>> Begin
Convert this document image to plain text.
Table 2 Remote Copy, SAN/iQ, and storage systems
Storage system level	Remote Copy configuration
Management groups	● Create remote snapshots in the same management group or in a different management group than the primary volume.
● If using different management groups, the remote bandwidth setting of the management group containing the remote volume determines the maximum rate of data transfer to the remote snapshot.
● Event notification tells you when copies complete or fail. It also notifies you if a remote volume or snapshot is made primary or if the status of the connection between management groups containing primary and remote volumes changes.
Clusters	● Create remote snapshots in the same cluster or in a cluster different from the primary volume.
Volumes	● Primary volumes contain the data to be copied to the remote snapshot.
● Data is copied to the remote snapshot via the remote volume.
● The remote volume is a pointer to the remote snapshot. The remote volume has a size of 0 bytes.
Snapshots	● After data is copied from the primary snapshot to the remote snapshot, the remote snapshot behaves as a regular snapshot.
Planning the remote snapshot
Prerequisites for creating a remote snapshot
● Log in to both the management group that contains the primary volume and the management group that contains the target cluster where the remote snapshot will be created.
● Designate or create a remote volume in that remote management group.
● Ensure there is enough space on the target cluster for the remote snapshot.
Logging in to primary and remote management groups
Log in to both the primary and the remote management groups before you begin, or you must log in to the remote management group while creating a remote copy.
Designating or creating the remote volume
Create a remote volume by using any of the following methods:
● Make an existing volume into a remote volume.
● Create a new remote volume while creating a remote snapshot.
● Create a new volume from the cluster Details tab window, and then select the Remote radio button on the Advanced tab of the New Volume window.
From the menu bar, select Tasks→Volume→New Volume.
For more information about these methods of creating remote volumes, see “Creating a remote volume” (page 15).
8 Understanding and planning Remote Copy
>> End
§ What the exercise asks
Search the data for the string "containing" and copy each line where it appears.

§ Output for this exercise
● If using different management groups, the remote bandwidth setting of the management group containing the remote volume determines the maximum rate of data transfer to the remote snapshot.
● Event notification tells you when copies complete or fail. It also notifies you if a remote volume or snapshot is made primary or if the status of the connection between management groups containing primary and remote volumes changes.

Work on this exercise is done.